给定文本:
:::

当前位置 主页 > 服务器问题 > Linux/apache问题 >

    apache日志文件详解和实用分析命令

    栏目:Linux/apache问题 时间:2019-10-08 22:05

    一.日志分析
    如果apache的安装时采用默认的配置,那么在/logs目录下就会生成两个文件,分别是access_log和error_log
    1).access_log
    access_log为访问日志,记录所有对apache服务器进行请求的访问,它的位置和内容由CustomLog指令控制,LogFormat指令可以用来简化该日志的内容和格式
    例如,我的其中一台服务器配置如下:
    复制代码 代码如下:
    CustomLog "| /usr/sbin/rotatelogs /var/log/apache2/%Y_%m_%d_other_vhosts_access.log 86400 480" vhost_combined


    -rw-r--r-- 1 root root 22310750 12-05 23:59 2010_12_05_other_vhosts_access.log
    -rw-r--r-- 1 root root 26873180 12-06 23:59 2010_12_06_other_vhosts_access.log
    -rw-r--r-- 1 root root 26810003 12-07 23:59 2010_12_07_other_vhosts_access.log
    -rw-r--r-- 1 root root 24530219 12-08 23:59 2010_12_08_other_vhosts_access.log
    -rw-r--r-- 1 root root 24536681 12-09 23:59 2010_12_09_other_vhosts_access.log
    -rw-r--r-- 1 root root 14003409 12-10 14:57 2010_12_10_other_vhosts_access.log

    #通过CustomLog指令,每天一天生成一个独立的日志文件,同时也写了定时器将一周前的日志文件全部清除,这样可以显得更清晰,既可以分离每一天的日志又可以清除一定时间以前的日志通过制,LogFormat定义日志的记录格式

    LogFormat "%h %l %u %t \"%r\" %>s %b \"%{Referer}i\" \"%{User-Agent}i\"" combined
    LogFormat "%{X-Forwarded-For}i %l %u %t \"%r\" %>s %b \"%{Referer}i\" \"%{User-Agent}i\"" combinedproxy
    LogFormat "%h %l %u %t \"%r\" %>s %b" common
    LogFormat "%{Referer}i -> %U" referer
    LogFormat "%{User-agent}i" agent

    随意的tail一个access_log文件,下面是一条经典的访问记录
    复制代码 代码如下:
    218.19.140.242 - - [10/Dec/2010:09:31:17 +0800] "GET /query/trendxml/district/todayreturn/month/2009-12-14/2010-12-09/haizhu_tianhe.xml HTTP/1.1" 200 1933 "-" "Mozilla/5.0 (Windows; U; Windows NT 5.1; zh-CN; rv:1.9.2.8) Gecko/20100722 Firefox/3.6.8 (.NET CLR 3.5.30729)"

:::

输入数据:
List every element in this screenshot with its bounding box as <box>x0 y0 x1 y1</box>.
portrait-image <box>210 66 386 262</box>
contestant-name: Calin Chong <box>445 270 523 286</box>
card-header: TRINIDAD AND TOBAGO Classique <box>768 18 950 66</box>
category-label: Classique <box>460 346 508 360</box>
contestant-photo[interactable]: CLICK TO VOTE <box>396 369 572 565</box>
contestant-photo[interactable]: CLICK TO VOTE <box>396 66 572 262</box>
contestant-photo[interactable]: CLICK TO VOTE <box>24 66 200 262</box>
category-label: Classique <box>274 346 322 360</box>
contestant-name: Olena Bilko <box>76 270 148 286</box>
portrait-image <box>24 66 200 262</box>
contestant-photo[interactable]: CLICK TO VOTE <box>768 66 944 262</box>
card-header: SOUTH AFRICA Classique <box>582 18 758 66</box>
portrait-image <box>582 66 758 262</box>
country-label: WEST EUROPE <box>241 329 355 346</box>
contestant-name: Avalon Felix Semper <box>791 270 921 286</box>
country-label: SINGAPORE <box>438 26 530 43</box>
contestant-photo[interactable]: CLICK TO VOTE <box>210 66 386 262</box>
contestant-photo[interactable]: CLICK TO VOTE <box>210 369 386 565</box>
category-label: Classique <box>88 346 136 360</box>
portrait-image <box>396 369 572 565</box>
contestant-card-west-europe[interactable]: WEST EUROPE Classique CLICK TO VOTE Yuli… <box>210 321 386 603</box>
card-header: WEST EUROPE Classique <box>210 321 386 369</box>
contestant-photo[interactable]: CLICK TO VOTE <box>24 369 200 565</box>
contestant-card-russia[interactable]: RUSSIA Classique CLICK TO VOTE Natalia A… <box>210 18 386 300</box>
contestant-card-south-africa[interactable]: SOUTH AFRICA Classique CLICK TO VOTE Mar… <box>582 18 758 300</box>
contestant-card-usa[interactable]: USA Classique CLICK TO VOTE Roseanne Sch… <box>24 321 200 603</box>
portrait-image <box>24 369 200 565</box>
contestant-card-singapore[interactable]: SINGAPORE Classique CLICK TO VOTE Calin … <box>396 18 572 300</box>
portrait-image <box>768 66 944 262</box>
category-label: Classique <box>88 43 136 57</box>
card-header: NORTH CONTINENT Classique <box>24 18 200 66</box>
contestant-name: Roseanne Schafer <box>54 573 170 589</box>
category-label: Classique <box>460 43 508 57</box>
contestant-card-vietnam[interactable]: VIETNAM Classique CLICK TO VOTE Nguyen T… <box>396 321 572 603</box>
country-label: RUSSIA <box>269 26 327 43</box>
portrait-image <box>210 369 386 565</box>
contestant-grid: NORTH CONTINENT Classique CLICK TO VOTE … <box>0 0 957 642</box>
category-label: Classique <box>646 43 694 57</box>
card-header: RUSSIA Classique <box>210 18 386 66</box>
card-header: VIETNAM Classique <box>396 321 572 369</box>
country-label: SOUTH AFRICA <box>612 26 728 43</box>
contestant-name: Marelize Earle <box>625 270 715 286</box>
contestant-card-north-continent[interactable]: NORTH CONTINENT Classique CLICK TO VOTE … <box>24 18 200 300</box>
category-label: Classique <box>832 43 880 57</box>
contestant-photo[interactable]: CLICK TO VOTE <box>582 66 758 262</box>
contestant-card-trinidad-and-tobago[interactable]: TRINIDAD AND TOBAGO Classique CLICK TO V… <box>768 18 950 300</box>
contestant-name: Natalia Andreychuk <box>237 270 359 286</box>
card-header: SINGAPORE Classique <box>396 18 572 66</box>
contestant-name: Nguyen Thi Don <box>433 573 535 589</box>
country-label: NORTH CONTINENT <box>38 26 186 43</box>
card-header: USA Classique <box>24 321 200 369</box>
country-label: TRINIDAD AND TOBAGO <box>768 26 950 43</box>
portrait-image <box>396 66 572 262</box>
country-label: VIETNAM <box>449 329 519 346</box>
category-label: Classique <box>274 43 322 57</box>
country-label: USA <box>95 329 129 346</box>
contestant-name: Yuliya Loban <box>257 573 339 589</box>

:::

材料问题:
(1) 请把关于apache日志的文本中的这句话译成英文:“access_log为访问日志,记录所有对apache服务器进行请求的访问,它的位置和内容由CustomLog指令控制,LogFormat指令可以用来简化该日志的内容和格式”
(2) 从关于apache日志的文本所示的最后一句之后接着往下写。

各题答案:
(1) access_log is the access log, which records every request made to the Apache server; its location and content are controlled by the CustomLog directive, and the LogFormat directive can be used to simplify the content and format of this log.

(2)
    一共是有9项,将他们一一拆开来说明:
    复制代码 代码如下:
    218.19.140.242
    -
    -
    [10/Dec/2010:09:31:17 +0800]
    "GET /query/trendxml/district/todayreturn/month/2009-12-14/2010-12-09/haizhu_tianhe.xml HTTP/1.1"
    200
    1933
    "-"
    "Mozilla/5.0 (Windows; U; Windows NT 5.1; zh-CN; rv:1.9.2.8) Gecko/20100722 Firefox/3.6.8 (.NET CLR 3.5.30729)"

    1)  218.19.140.242 这是一个请求到apache服务器的客户端ip,默认的情况下,第一项信息只是远程主机的ip地址,但我们如果需要apache查出主机的名字,可以将 HostnameLookups设置为on,但这种做法是不推荐使用,因为它大大的减缓了服务器.另外这里的ip地址不一定就是客户主机的ip地址,如果 客户端使用了代理服务器,那么这里的ip就是代理服务器的地址,而不是原机.
    2) - 这一项是空白,使用"-"来代替,这个位置是用于标注访问者的标示,这个信息是由identd的客户端存在,除非IdentityCheck为on,非则apache是不会去获取该部分的信息(ps:不太理解,基本上这一项都是为空,奉上原文)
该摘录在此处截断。